== TAREAS Y EJERCICIOS ==
1. Explique, de acuerdo con el texto sobre Maquiavelo, por qué la república de Florencia debía permanecer "ojo avizor".
2. ¿Durante cuántos años sirvió Maquiavelo al estado de Florencia, según el texto sobre Maquiavelo?
3. Prosiga el texto sobre Maquiavelo a partir de su última oración.

== BLOQUE DE TEXTO ==
= = = =

Maquiavelo vivió en persona alguno de lo dramas urdidos por la prepotente familia de los Médicis y por sus rivales. Si bien la rica y floreciente república de Florencia era un emporio de riqueza y lujo, mantener el status quo (la ciudad-estado) frente a sus rivales, Siena el más potente, implicaba permanecer ojo avizor sobre posibles complots y alianzas peligrosas. En uno de ellos participó Maquiavelo, siendo arrestado y cruelmente torturado. Salvó su vida de milagro. Viajero por el resto de Italia, por Francia, con estancias en Roma, medió entre estados mal avenidos: Milán frente a Roma y no lejos Venecia. Era obligada una activa gestión diplomática: saber ceder, firmar acuerdos, establecer nuevos pactos, alterar estrategias. Maquiavelo sirvió al estado de Florencia durante catorce años (1498-1512) en complejas misiones diplomáticas. Una de ellas, con Cesare Borgia, el hijo ilegítimo del papa Alejandro VI, que amenazaba a Florencia.

= = = =

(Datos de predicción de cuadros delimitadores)
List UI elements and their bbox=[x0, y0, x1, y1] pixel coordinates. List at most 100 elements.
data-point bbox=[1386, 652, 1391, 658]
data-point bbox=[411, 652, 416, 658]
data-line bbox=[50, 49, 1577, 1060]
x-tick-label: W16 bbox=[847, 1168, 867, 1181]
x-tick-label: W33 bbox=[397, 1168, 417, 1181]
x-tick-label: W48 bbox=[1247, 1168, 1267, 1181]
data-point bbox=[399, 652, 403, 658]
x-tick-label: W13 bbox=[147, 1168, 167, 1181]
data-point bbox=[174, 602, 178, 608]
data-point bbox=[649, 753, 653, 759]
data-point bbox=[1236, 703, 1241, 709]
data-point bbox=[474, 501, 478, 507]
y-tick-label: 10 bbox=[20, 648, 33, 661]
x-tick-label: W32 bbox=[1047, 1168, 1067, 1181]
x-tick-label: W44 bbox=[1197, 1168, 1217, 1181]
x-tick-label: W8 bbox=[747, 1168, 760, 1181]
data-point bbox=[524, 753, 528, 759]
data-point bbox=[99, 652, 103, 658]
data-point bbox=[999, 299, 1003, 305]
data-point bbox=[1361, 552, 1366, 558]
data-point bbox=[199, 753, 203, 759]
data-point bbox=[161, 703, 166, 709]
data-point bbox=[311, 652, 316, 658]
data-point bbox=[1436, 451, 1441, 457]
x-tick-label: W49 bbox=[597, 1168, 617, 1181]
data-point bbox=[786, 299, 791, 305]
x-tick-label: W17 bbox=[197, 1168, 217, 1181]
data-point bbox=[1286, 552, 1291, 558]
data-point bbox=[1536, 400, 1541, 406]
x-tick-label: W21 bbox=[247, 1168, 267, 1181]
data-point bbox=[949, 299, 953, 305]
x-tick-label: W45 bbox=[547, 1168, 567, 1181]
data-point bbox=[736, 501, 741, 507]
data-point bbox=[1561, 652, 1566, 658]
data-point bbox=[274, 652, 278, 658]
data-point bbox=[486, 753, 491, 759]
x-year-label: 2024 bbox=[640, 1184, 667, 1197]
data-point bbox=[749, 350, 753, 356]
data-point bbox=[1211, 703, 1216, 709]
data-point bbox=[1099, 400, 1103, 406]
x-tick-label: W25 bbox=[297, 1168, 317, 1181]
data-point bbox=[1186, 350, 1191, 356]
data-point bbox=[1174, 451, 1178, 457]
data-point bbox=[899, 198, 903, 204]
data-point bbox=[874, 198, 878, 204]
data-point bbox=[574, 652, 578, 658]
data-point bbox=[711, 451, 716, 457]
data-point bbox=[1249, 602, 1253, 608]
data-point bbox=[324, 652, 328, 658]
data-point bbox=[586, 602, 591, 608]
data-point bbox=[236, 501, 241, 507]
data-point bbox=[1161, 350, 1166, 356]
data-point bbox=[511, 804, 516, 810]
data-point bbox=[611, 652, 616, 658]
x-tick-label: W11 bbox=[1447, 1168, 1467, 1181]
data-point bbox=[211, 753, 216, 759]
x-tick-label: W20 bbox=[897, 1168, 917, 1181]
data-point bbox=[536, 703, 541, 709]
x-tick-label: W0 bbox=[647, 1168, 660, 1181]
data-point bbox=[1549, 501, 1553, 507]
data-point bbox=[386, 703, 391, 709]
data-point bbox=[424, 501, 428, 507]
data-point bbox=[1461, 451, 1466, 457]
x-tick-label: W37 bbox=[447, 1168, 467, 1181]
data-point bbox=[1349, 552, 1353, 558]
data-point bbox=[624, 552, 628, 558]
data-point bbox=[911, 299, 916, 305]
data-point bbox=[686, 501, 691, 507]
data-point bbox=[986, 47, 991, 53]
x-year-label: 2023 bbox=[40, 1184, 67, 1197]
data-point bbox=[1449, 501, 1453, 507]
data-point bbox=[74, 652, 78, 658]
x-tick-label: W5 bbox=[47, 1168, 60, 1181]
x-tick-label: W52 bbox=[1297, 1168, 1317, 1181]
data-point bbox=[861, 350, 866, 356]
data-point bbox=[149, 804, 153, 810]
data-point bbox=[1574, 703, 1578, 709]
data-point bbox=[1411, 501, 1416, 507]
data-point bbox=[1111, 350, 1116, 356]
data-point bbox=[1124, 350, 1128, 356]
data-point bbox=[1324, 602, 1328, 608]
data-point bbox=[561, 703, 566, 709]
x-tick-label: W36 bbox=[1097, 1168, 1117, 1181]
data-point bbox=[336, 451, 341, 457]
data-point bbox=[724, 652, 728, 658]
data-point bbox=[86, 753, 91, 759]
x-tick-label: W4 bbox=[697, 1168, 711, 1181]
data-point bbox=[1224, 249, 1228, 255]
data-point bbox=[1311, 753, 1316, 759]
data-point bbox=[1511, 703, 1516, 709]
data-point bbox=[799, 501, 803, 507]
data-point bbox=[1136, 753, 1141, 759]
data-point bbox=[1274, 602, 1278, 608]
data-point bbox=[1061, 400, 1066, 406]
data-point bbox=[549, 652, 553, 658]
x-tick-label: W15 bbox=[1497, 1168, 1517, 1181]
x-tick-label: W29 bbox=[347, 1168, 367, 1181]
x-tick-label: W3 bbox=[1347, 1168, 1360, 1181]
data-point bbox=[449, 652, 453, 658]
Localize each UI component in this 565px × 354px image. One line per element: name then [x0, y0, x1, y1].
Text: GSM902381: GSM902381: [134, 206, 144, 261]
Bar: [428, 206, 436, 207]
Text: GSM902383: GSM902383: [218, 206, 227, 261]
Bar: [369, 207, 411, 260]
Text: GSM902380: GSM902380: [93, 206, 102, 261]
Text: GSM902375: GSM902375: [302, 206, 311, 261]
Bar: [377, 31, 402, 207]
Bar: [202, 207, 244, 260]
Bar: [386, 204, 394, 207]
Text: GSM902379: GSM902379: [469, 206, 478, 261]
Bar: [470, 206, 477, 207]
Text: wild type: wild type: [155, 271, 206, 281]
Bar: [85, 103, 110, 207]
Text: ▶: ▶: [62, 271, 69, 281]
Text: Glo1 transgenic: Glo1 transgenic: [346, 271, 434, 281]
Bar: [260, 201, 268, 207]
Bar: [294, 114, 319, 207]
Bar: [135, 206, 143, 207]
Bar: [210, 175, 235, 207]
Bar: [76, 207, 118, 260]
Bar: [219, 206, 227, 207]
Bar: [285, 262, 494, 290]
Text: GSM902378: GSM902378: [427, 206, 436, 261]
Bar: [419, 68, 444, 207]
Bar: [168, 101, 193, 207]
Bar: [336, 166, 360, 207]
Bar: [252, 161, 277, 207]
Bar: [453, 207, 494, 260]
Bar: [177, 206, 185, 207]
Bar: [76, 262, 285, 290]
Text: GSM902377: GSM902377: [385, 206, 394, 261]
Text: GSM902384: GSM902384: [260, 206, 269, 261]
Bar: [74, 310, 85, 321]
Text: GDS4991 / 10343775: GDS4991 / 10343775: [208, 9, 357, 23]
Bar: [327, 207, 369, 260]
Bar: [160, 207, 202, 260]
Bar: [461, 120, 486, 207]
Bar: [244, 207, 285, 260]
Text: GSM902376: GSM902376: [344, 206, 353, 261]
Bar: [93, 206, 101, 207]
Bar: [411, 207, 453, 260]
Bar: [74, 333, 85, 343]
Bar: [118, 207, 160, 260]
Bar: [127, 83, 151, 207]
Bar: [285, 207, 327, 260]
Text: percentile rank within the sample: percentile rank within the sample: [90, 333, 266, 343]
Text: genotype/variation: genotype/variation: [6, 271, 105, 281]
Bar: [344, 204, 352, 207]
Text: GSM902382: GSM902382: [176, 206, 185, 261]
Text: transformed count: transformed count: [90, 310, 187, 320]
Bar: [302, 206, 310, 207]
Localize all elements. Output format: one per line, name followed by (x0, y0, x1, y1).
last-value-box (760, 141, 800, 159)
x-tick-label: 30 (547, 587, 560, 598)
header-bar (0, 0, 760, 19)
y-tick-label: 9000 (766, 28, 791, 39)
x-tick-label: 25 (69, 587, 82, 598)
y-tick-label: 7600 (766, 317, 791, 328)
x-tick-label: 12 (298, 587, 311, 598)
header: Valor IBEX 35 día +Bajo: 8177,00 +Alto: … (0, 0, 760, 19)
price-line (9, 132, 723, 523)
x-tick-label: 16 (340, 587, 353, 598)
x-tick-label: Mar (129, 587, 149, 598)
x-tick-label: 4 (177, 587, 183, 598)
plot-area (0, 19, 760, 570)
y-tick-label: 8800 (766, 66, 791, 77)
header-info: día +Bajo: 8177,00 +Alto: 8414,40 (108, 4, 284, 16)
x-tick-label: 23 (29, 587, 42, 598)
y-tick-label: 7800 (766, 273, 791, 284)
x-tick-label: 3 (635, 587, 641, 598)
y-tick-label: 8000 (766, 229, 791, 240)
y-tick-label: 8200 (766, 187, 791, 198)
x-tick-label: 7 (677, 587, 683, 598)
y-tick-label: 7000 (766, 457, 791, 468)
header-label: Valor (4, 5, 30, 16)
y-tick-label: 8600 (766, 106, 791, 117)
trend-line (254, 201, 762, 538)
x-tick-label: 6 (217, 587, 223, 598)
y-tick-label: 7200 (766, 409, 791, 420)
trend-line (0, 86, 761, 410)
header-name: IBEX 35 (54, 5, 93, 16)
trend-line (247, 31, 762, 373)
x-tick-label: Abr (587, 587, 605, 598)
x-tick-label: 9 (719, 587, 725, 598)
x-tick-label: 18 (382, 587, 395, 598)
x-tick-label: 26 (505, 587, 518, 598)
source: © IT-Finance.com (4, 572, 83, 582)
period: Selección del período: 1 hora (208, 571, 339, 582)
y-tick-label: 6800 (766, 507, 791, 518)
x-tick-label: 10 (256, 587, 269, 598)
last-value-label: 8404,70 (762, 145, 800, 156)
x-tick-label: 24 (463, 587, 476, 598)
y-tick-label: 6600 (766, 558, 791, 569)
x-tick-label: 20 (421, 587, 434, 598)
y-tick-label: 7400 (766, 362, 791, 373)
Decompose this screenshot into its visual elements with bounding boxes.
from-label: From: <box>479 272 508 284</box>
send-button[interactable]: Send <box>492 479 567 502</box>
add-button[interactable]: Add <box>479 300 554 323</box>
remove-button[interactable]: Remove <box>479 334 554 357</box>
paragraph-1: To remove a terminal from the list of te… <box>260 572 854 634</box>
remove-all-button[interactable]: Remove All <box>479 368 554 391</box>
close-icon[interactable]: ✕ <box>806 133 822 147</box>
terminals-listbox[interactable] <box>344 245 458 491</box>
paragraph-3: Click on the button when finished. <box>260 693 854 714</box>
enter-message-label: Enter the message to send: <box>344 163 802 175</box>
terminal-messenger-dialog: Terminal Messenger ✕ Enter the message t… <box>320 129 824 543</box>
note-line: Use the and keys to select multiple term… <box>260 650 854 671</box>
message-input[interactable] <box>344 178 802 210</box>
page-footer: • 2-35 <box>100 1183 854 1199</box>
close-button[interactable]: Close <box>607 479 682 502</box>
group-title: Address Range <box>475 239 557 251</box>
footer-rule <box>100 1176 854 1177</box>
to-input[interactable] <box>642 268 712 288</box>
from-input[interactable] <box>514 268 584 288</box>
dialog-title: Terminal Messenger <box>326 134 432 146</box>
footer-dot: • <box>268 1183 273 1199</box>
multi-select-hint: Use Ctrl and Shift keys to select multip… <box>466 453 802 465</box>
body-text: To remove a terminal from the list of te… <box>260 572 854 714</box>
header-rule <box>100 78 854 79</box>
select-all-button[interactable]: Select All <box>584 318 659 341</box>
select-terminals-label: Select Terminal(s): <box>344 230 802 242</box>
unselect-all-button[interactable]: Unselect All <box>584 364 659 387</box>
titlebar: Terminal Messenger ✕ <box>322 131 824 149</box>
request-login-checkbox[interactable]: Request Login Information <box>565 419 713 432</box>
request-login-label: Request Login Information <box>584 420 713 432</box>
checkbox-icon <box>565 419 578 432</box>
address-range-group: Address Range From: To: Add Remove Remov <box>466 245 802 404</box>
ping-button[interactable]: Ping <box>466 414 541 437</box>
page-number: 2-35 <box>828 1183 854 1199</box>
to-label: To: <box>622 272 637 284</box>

= = = =

== TAREAS RESUELTAS ==
1. Florencia debía permanecer vigilante porque mantener su status quo como ciudad-estado frente a sus rivales, el más potente de los cuales era Siena, exigía estar atenta a posibles complots y alianzas peligrosas.

2. Durante catorce años, de 1498 a 1512.

3.
El príncipe, con apenas cien páginas, es un modelo de prosa fluida, ejemplar. Aconseja cómo se debe gobernar para mantener el poder y la independencia del estado. Algunas de las propuestas son archiconocidas: preferencia del autogobierno promovido por el pueblo (república) frente a la oligarquía del tirano. El pueblo, opina Maquiavelo, acierta siempre en sus juicios. Alienta el progreso y la prosperidad. Es el mejor sistema ante los cambios de fortuna. Los conflictos entre los grandi (nobles) e il popolo surgen de las diferencias económicas y sociales. Son sanas cuando se establece un equilibrio de poderes, y tienen como objetivo il bene commune. La presencia de un estado fuerte y bien armado es una forma, pensaba Maquiavelo, de disuadir al enemigo. Y lo era el doble juego de alianzas, la prudente elección de consejeros y el contar con ejército propio, bien entrenado.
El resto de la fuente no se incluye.